--- Start Record set ---

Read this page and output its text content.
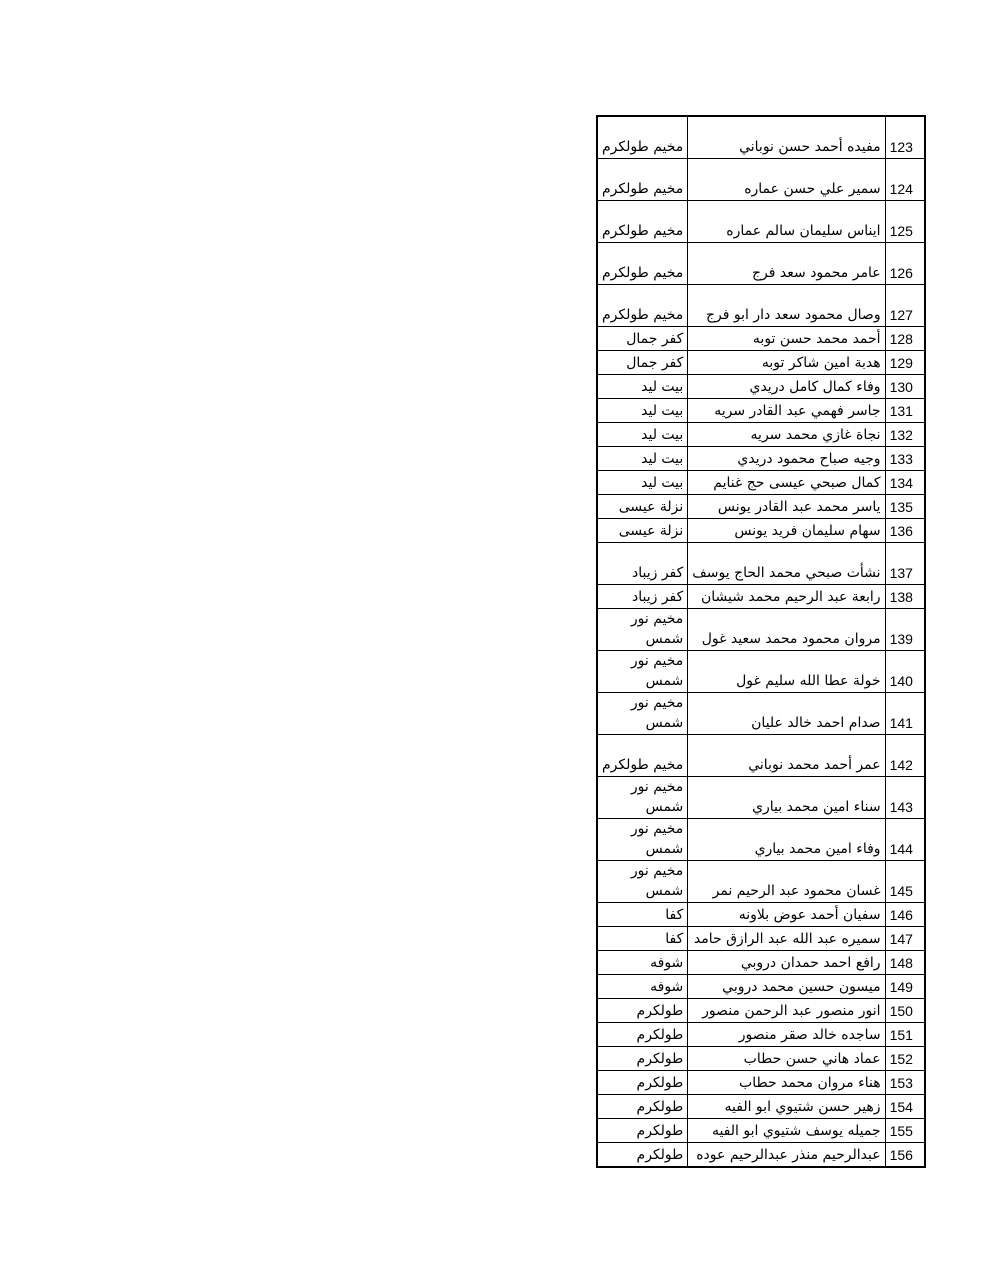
123	مفيده أحمد حسن نوباني	مخيم طولكرم
124	سمير علي حسن عماره	مخيم طولكرم
125	ايناس سليمان سالم عماره	مخيم طولكرم
126	عامر محمود سعد فرج	مخيم طولكرم
127	وصال محمود سعد دار ابو فرج	مخيم طولكرم
128	أحمد محمد حسن توبه	كفر جمال
129	هدبة امين شاكر توبه	كفر جمال
130	وفاء كمال كامل دريدي	بيت ليد
131	جاسر فهمي عبد القادر سريه	بيت ليد
132	نجاة غازي محمد سريه	بيت ليد
133	وجيه صباح محمود دريدي	بيت ليد
134	كمال صبحي عيسى حج غنايم	بيت ليد
135	ياسر محمد عبد القادر يونس	نزلة عيسى
136	سهام سليمان فريد يونس	نزلة عيسى
137	نشأت صبحي محمد الحاج يوسف	كفر زيباد
138	رابعة عبد الرحيم محمد شيشان	كفر زيباد
139	مروان محمود محمد سعيد غول	مخيم نور شمس
140	خولة عطا الله سليم غول	مخيم نور شمس
141	صدام احمد خالد عليان	مخيم نور شمس
142	عمر أحمد محمد نوباني	مخيم طولكرم
143	سناء امين محمد بياري	مخيم نور شمس
144	وفاء امين محمد بياري	مخيم نور شمس
145	غسان محمود عبد الرحيم نمر	مخيم نور شمس
146	سفيان أحمد عوض بلاونه	كفا
147	سميره عبد الله عبد الرازق حامد	كفا
148	رافع احمد حمدان دروبي	شوفه
149	ميسون حسين محمد دروبي	شوفه
150	انور منصور عبد الرحمن منصور	طولكرم
151	ساجده خالد صقر منصور	طولكرم
152	عماد هاني حسن حطاب	طولكرم
153	هناء مروان محمد حطاب	طولكرم
154	زهير حسن شتيوي ابو الفيه	طولكرم
155	جميله يوسف شتيوي ابو الفيه	طولكرم
156	عبدالرحيم منذر عبدالرحيم عوده	طولكرم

--- End Record set ---

Given exercise:
Give the entries again without a single change, but with no pictures.

Exercise solution:
Read this page and output its text content.
123	مفيده أحمد حسن نوباني	مخيم طولكرم
124	سمير علي حسن عماره	مخيم طولكرم
125	ايناس سليمان سالم عماره	مخيم طولكرم
126	عامر محمود سعد فرج	مخيم طولكرم
127	وصال محمود سعد دار ابو فرج	مخيم طولكرم
128	أحمد محمد حسن توبه	كفر جمال
129	هدبة امين شاكر توبه	كفر جمال
130	وفاء كمال كامل دريدي	بيت ليد
131	جاسر فهمي عبد القادر سريه	بيت ليد
132	نجاة غازي محمد سريه	بيت ليد
133	وجيه صباح محمود دريدي	بيت ليد
134	كمال صبحي عيسى حج غنايم	بيت ليد
135	ياسر محمد عبد القادر يونس	نزلة عيسى
136	سهام سليمان فريد يونس	نزلة عيسى
137	نشأت صبحي محمد الحاج يوسف	كفر زيباد
138	رابعة عبد الرحيم محمد شيشان	كفر زيباد
139	مروان محمود محمد سعيد غول	مخيم نور شمس
140	خولة عطا الله سليم غول	مخيم نور شمس
141	صدام احمد خالد عليان	مخيم نور شمس
142	عمر أحمد محمد نوباني	مخيم طولكرم
143	سناء امين محمد بياري	مخيم نور شمس
144	وفاء امين محمد بياري	مخيم نور شمس
145	غسان محمود عبد الرحيم نمر	مخيم نور شمس
146	سفيان أحمد عوض بلاونه	كفا
147	سميره عبد الله عبد الرازق حامد	كفا
148	رافع احمد حمدان دروبي	شوفه
149	ميسون حسين محمد دروبي	شوفه
150	انور منصور عبد الرحمن منصور	طولكرم
151	ساجده خالد صقر منصور	طولكرم
152	عماد هاني حسن حطاب	طولكرم
153	هناء مروان محمد حطاب	طولكرم
154	زهير حسن شتيوي ابو الفيه	طولكرم
155	جميله يوسف شتيوي ابو الفيه	طولكرم
156	عبدالرحيم منذر عبدالرحيم عوده	طولكرم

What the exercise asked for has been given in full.